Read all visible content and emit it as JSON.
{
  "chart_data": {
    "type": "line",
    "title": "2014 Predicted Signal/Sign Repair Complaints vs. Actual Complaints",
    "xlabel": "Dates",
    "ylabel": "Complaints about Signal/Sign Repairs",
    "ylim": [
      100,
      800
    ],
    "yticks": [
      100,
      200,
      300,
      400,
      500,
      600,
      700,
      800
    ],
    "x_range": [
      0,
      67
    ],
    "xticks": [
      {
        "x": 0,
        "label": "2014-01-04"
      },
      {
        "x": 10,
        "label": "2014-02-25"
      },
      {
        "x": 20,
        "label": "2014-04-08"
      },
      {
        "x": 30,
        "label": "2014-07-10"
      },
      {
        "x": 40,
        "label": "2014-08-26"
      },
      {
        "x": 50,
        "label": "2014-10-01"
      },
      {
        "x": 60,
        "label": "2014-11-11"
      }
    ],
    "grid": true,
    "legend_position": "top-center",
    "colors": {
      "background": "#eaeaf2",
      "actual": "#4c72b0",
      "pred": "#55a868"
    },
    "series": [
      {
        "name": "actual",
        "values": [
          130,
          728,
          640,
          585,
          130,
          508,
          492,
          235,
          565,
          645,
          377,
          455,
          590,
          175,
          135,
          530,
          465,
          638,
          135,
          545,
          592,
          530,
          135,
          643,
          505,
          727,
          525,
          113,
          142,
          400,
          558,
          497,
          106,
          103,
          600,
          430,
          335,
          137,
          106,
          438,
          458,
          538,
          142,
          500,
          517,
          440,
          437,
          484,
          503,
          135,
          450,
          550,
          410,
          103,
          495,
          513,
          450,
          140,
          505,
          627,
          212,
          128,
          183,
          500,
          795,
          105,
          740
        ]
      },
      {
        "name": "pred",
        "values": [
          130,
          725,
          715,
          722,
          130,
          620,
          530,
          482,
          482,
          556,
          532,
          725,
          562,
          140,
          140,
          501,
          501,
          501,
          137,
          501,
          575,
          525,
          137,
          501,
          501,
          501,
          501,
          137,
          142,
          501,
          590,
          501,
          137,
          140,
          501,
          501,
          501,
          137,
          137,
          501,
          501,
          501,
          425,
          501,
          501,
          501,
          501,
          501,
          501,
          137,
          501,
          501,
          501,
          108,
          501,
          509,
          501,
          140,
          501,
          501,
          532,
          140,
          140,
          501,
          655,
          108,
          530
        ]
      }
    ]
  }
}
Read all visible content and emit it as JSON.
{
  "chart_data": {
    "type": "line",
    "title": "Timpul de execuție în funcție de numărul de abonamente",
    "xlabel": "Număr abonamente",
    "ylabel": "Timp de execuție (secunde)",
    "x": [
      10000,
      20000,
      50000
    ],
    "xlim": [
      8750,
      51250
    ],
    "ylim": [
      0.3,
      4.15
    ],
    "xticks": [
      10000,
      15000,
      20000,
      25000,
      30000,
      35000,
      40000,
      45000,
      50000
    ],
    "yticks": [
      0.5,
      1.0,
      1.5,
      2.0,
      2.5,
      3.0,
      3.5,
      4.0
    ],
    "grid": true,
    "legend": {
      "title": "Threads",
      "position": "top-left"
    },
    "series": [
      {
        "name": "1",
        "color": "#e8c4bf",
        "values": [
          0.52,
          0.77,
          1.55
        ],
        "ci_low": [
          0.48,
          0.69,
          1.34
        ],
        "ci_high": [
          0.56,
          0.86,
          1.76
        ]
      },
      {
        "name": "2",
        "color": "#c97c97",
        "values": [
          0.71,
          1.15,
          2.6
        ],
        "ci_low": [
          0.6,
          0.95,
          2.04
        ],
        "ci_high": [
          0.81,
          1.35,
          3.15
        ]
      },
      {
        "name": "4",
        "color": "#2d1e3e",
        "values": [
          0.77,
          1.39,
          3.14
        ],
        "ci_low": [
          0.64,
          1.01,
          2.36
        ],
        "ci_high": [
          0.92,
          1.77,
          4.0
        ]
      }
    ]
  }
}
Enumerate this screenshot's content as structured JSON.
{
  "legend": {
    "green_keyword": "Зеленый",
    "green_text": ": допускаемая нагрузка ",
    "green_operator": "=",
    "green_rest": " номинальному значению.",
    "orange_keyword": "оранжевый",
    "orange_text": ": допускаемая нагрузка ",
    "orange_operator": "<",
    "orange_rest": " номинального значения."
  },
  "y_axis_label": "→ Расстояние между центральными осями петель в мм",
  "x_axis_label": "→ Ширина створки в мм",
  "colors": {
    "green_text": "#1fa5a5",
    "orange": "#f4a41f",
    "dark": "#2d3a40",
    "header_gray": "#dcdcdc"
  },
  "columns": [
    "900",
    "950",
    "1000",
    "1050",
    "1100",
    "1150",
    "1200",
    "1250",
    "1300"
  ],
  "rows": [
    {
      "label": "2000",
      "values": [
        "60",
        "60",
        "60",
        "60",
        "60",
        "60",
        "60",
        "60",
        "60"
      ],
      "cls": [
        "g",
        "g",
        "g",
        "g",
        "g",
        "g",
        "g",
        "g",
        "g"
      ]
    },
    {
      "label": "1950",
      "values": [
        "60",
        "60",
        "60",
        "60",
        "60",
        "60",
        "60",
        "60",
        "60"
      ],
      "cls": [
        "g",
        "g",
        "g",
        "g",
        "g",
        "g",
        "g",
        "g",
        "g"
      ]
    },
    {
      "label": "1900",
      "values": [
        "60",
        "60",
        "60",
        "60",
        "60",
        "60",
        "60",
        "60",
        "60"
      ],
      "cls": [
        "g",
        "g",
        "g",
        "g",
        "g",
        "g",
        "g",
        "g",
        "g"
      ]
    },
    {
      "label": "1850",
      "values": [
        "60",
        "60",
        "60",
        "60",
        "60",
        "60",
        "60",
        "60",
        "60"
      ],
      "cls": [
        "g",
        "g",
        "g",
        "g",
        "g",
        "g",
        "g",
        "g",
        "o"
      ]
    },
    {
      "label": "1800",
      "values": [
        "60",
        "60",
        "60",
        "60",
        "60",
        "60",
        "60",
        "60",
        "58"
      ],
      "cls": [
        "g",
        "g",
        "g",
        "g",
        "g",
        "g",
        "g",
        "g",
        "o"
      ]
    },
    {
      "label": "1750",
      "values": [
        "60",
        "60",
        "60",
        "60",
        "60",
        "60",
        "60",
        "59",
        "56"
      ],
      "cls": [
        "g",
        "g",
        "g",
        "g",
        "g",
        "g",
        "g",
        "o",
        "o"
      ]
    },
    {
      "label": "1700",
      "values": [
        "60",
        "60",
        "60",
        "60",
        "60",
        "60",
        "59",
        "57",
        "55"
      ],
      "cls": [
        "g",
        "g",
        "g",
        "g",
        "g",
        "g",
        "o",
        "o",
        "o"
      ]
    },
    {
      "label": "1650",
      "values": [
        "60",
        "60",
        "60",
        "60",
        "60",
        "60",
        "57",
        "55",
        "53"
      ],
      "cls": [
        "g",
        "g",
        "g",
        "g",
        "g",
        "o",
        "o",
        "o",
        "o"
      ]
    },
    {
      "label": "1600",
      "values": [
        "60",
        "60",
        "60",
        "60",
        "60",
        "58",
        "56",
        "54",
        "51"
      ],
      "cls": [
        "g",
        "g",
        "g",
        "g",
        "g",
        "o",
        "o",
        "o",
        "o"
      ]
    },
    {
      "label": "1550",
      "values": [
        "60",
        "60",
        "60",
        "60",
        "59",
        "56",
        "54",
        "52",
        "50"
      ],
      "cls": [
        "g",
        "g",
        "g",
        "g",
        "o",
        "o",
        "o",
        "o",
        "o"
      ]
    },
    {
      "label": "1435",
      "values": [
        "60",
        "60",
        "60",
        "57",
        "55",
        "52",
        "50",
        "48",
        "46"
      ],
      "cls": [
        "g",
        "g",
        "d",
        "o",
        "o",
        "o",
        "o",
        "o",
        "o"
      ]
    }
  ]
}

########################################

[TASK BRIEF] Pick out the lines that have the word "ylabel". Copy them all.

[SOLUTION TO THE EXERCISE]
    "ylabel": "Complaints about Signal/Sign Repairs",
    "ylabel": "Timp de execuție (secunde)",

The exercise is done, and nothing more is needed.